▶ Aim: Within the material below, find each line bearing the word "text" and present it.

▶ Source records:
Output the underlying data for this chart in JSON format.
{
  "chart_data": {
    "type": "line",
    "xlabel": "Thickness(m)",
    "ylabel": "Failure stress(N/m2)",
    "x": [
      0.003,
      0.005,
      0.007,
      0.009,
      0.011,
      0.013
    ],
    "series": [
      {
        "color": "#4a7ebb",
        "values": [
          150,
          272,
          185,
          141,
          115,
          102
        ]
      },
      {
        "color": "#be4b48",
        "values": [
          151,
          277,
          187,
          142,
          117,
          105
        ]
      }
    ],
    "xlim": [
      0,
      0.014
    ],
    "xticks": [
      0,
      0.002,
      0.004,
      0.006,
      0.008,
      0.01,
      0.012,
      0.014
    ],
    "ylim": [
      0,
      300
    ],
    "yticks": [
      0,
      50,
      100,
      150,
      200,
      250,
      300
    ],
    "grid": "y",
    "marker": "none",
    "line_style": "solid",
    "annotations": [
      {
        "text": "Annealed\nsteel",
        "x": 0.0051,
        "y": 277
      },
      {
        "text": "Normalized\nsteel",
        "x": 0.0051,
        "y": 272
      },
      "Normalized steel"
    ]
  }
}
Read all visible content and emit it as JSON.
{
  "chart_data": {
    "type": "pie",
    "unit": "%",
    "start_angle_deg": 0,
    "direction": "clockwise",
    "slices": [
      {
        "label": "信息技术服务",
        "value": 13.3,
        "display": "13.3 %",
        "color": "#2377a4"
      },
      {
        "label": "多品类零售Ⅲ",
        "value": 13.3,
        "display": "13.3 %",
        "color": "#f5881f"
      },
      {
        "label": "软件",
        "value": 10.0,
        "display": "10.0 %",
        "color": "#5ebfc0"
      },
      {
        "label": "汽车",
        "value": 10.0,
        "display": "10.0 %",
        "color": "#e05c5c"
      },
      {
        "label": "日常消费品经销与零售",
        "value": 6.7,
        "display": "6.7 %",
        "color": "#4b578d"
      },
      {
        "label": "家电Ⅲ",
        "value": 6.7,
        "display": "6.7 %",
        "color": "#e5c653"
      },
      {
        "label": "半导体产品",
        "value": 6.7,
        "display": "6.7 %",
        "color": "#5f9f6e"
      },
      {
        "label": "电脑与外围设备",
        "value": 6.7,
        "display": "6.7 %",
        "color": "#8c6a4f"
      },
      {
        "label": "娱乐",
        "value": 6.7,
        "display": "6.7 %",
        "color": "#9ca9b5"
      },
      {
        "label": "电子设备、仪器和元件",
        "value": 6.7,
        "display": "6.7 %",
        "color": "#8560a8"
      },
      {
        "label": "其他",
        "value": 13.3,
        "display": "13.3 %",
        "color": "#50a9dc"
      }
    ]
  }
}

▶ Solved problem:
        "text": "Annealed\nsteel",
        "text": "Normalized\nsteel",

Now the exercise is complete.